━━━━━ Records supplied

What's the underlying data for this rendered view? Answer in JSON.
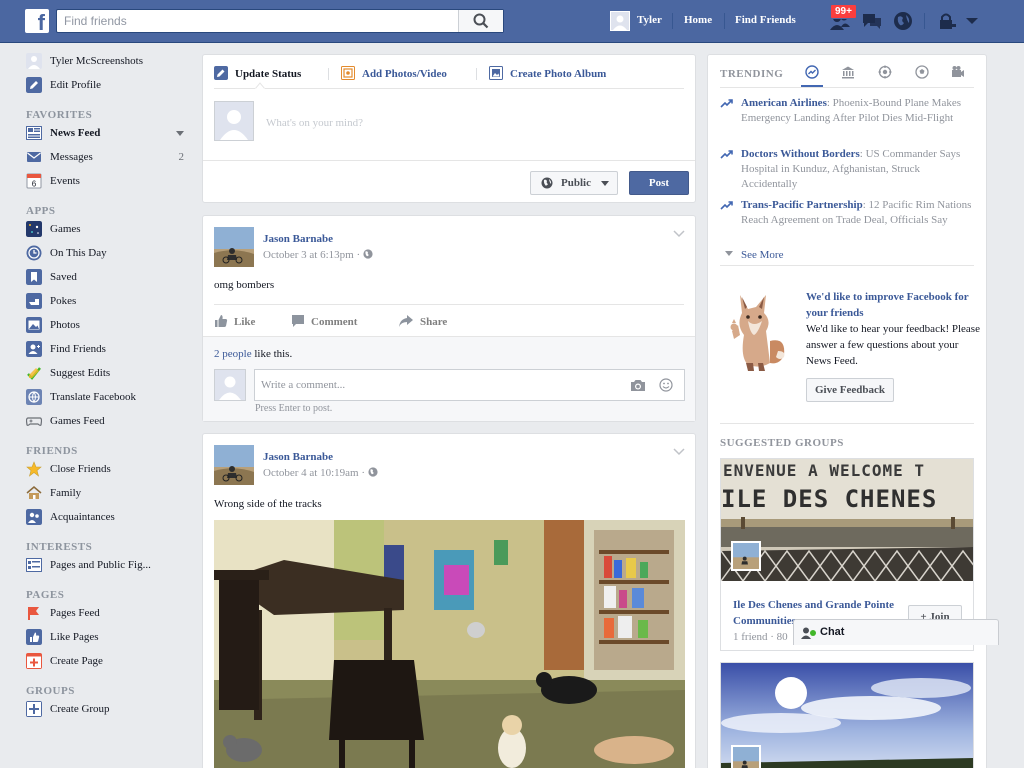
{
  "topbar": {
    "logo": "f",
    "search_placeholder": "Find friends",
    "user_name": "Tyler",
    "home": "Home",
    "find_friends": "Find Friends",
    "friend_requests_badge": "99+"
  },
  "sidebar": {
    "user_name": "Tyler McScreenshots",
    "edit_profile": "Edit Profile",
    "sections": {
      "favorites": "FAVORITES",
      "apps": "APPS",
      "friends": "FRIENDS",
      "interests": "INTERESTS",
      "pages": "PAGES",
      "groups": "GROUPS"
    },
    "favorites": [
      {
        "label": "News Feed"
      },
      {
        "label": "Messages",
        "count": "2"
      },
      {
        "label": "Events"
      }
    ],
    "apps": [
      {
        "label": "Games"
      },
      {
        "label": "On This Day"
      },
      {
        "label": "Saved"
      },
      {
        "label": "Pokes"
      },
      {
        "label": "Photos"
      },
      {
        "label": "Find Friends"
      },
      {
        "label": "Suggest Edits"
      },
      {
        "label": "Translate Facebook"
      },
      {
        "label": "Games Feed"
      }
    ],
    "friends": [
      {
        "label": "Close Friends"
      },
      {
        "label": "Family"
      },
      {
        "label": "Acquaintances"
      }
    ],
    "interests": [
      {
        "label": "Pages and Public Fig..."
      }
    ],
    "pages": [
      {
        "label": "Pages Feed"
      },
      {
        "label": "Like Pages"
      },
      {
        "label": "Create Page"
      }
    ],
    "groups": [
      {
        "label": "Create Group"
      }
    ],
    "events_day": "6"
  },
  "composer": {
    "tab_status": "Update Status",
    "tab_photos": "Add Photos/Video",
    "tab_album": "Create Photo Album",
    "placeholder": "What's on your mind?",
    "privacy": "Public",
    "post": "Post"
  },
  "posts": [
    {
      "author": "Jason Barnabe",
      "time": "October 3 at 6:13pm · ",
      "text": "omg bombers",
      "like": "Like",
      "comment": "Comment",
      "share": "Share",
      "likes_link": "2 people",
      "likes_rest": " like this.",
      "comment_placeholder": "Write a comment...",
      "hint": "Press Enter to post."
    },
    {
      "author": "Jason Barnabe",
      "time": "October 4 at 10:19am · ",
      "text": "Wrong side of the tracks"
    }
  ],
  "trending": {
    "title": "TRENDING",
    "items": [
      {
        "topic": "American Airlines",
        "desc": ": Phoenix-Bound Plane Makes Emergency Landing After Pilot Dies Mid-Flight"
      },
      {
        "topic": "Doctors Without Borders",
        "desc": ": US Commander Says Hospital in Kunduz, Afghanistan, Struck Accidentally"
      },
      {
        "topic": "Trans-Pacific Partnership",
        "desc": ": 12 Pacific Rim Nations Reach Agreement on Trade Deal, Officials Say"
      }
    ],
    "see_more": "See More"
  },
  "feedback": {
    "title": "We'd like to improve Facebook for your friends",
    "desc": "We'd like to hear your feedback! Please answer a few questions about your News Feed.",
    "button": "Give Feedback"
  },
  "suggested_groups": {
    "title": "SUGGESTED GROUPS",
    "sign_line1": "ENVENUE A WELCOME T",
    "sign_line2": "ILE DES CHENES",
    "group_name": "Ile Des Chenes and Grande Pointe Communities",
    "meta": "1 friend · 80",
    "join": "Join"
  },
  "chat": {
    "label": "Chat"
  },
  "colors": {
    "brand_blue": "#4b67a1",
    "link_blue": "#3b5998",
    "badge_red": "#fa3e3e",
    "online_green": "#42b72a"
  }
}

━━━━━━━━━━
━━━━━ Records supplied

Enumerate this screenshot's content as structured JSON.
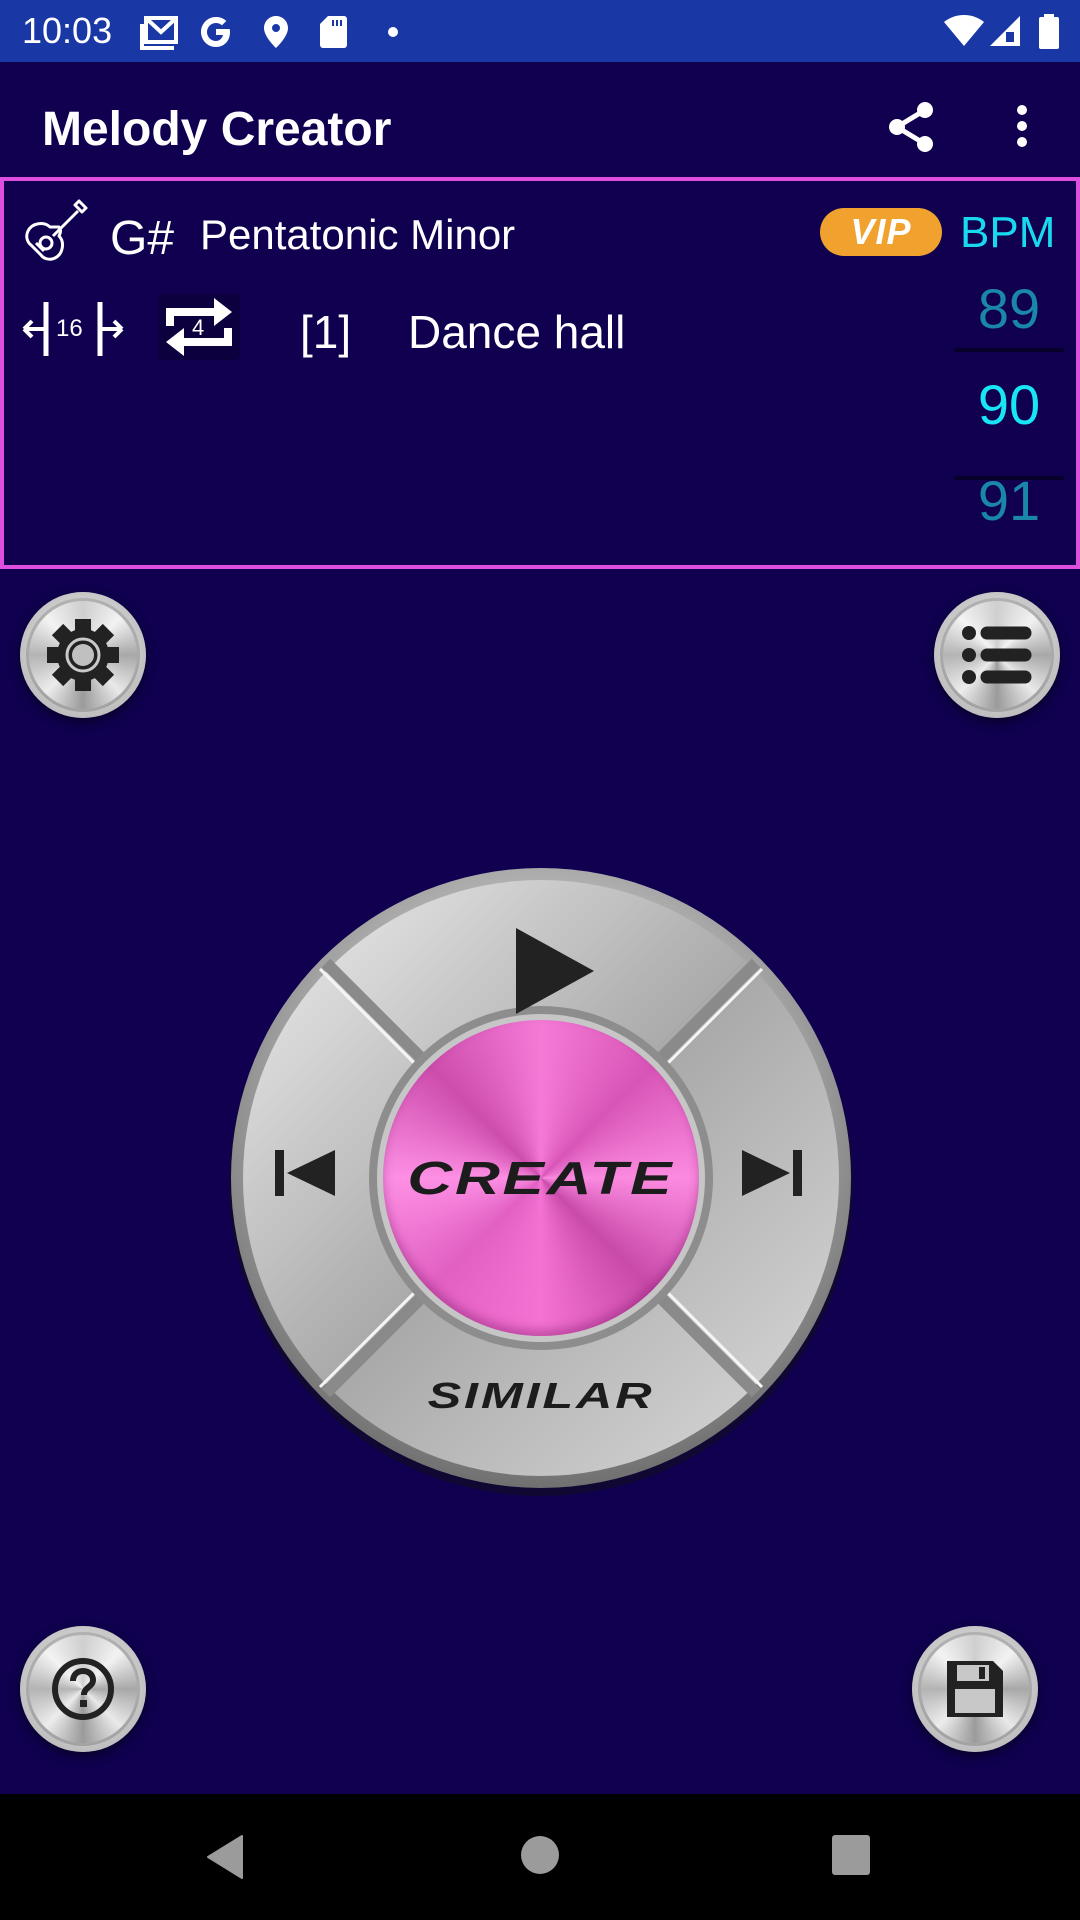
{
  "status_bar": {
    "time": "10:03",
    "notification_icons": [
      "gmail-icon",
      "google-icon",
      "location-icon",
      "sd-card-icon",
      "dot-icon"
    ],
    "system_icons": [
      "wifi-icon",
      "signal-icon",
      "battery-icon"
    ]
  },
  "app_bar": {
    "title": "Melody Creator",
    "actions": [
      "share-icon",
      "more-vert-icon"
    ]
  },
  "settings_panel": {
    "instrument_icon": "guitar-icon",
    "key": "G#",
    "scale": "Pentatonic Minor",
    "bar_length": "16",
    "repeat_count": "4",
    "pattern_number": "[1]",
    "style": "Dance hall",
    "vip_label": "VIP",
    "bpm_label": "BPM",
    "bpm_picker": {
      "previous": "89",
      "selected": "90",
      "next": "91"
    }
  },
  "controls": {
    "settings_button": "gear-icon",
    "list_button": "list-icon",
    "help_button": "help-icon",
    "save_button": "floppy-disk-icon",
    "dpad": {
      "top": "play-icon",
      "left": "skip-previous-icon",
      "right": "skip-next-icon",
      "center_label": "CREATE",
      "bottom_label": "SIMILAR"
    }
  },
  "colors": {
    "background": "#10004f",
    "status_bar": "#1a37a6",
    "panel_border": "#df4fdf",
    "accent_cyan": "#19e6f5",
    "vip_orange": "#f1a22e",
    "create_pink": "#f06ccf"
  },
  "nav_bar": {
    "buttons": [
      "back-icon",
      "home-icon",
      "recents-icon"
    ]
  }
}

━━━━━━━━━━

(What is required) Gather each line of the records holding the string "text".

(Written answer)
      "text": "omg bombers",
      "text": "Wrong side of the tracks"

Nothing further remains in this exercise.